◆ Work to complete
Count the lines below that contain the string "screenshot", treating uppercase and lowercase as different. Give only the number.

Records:
************

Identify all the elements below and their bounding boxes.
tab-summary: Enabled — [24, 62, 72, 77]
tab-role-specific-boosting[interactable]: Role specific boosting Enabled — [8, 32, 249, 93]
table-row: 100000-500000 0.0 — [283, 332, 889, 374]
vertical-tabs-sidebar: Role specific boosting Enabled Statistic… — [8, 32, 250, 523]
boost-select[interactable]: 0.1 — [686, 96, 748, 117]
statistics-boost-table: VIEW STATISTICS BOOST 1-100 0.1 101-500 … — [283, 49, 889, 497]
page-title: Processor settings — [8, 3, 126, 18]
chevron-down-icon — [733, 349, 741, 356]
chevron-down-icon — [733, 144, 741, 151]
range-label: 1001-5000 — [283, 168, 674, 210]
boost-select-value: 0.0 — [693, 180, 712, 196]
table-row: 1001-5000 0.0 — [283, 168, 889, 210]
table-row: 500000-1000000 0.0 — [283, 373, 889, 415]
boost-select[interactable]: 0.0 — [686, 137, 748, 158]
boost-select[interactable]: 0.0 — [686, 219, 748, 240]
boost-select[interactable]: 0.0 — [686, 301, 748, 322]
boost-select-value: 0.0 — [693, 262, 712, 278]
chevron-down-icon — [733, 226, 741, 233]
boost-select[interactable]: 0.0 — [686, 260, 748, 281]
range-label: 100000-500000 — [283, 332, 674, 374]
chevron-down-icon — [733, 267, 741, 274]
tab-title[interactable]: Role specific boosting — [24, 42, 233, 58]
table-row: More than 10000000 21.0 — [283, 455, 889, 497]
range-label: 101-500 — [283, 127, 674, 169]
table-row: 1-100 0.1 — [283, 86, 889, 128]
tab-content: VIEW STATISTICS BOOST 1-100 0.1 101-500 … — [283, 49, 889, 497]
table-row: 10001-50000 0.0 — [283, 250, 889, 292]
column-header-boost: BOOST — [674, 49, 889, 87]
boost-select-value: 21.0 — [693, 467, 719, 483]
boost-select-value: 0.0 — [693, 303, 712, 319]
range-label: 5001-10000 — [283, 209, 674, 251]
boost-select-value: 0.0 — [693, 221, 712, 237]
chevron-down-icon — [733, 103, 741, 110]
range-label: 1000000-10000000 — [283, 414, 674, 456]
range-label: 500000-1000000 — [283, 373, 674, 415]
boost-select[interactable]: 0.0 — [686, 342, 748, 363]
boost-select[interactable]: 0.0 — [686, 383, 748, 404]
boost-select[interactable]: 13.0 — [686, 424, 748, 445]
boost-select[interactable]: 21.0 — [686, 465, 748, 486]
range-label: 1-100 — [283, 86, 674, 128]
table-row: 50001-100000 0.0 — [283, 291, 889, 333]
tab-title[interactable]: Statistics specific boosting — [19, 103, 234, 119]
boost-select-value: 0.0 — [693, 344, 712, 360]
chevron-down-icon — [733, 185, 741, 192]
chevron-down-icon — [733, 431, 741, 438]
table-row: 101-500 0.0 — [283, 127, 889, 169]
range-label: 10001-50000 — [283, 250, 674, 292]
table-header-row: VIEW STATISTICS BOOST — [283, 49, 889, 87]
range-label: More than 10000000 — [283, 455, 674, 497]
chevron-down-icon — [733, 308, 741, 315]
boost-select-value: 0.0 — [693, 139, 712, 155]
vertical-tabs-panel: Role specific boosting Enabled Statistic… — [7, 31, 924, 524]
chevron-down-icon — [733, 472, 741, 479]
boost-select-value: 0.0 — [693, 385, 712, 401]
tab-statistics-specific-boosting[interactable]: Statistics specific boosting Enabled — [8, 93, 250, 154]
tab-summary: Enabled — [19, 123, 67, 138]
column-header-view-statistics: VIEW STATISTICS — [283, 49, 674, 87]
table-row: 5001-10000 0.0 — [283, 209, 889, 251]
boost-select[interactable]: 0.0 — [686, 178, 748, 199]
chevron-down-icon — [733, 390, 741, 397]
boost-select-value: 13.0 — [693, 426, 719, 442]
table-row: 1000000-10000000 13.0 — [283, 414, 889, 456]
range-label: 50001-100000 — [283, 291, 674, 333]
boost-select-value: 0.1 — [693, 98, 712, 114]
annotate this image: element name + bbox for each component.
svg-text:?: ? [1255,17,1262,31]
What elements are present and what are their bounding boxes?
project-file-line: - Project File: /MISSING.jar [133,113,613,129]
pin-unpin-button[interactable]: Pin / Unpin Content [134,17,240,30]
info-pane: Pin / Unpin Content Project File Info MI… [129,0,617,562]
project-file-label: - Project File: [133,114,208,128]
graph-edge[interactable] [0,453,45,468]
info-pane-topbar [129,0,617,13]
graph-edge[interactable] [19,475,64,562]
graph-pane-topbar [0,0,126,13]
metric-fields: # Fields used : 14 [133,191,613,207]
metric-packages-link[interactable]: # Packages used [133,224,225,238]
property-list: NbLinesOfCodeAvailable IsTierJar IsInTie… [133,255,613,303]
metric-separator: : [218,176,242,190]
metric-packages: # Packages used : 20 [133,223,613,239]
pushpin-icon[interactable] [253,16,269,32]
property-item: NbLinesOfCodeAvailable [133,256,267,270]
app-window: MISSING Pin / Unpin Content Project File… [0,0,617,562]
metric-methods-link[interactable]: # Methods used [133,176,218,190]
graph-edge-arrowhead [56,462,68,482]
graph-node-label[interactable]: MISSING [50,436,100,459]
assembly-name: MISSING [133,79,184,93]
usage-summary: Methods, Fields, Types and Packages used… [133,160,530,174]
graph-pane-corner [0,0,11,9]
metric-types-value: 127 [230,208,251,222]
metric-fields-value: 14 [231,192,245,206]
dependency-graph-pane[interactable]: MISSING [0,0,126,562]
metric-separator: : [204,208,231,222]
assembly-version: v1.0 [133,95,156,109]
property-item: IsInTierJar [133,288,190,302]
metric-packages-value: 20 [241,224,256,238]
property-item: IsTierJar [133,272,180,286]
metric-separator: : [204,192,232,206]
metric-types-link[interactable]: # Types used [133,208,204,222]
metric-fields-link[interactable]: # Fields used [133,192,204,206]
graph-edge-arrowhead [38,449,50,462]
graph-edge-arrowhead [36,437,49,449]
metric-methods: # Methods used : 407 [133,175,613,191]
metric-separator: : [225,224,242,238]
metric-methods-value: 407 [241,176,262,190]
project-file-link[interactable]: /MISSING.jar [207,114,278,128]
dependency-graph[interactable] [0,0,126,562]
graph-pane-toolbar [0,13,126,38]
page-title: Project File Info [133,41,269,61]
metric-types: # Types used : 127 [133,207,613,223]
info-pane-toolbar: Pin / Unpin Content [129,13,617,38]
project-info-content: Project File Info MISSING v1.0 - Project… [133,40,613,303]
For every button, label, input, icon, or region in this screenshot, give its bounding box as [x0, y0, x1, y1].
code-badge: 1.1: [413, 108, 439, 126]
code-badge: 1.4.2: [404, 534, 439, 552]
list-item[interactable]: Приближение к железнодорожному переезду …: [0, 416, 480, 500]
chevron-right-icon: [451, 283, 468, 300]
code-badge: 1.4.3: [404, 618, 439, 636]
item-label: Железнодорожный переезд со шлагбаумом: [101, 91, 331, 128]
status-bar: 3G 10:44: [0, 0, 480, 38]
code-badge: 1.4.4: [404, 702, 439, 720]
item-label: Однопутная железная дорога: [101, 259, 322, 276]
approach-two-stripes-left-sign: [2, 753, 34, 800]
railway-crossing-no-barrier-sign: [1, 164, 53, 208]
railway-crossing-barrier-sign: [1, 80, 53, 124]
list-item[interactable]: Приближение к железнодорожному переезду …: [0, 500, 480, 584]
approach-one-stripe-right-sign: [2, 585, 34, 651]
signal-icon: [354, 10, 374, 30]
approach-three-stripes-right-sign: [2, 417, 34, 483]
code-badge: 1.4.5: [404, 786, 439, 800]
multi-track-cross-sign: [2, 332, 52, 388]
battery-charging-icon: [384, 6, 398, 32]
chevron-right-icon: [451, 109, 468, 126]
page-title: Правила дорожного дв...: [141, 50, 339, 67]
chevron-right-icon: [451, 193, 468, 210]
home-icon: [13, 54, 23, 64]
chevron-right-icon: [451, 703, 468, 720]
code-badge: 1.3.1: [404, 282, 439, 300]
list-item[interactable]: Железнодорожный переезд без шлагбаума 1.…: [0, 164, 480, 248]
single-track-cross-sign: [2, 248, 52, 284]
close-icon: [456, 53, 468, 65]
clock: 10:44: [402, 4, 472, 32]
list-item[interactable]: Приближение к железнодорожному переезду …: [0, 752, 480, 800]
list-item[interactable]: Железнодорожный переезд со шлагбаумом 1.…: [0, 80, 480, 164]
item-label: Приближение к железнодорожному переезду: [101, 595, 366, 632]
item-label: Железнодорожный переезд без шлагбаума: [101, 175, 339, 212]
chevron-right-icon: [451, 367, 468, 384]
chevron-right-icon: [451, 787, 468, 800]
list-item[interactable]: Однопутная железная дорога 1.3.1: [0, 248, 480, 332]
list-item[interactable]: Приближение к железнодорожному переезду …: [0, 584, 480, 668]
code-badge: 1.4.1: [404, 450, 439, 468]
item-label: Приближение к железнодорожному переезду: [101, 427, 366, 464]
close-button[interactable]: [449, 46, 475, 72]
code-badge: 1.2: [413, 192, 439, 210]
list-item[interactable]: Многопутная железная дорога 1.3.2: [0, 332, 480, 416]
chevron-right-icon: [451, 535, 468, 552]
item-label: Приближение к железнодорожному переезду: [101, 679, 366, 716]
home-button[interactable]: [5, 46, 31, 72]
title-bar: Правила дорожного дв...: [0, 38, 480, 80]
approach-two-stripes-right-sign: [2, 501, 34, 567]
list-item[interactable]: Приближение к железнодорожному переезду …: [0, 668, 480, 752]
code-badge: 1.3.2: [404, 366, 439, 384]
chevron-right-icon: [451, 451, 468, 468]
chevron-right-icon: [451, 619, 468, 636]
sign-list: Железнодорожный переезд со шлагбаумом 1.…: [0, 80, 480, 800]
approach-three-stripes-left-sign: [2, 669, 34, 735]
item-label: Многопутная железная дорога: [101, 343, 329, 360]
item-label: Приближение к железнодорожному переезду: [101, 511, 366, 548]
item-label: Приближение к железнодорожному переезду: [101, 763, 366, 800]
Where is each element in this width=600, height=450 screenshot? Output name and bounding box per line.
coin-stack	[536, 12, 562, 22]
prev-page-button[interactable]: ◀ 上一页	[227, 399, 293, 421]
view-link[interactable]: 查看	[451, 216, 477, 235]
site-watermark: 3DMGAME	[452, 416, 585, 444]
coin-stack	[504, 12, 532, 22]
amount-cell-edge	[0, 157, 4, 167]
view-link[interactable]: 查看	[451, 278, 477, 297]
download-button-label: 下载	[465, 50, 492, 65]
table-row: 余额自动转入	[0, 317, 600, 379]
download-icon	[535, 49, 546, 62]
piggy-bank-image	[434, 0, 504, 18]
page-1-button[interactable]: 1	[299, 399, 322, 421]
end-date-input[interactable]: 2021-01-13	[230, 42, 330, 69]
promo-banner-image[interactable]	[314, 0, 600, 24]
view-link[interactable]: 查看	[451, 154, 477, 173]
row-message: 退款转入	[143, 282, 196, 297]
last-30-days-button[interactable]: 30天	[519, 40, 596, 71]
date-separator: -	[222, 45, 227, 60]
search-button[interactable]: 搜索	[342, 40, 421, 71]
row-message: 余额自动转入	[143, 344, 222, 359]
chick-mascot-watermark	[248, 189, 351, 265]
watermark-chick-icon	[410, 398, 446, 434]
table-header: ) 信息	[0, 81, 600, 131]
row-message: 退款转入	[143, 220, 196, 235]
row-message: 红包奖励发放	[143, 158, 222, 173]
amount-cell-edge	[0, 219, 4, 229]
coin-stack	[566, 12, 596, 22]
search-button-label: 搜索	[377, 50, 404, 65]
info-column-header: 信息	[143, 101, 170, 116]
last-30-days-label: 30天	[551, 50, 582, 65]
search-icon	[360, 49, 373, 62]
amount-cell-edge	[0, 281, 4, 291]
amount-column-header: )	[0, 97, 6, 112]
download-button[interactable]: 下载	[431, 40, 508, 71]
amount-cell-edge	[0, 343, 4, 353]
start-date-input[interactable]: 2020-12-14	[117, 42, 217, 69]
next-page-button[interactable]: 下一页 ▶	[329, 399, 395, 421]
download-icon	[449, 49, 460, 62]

************

◆ Written response
2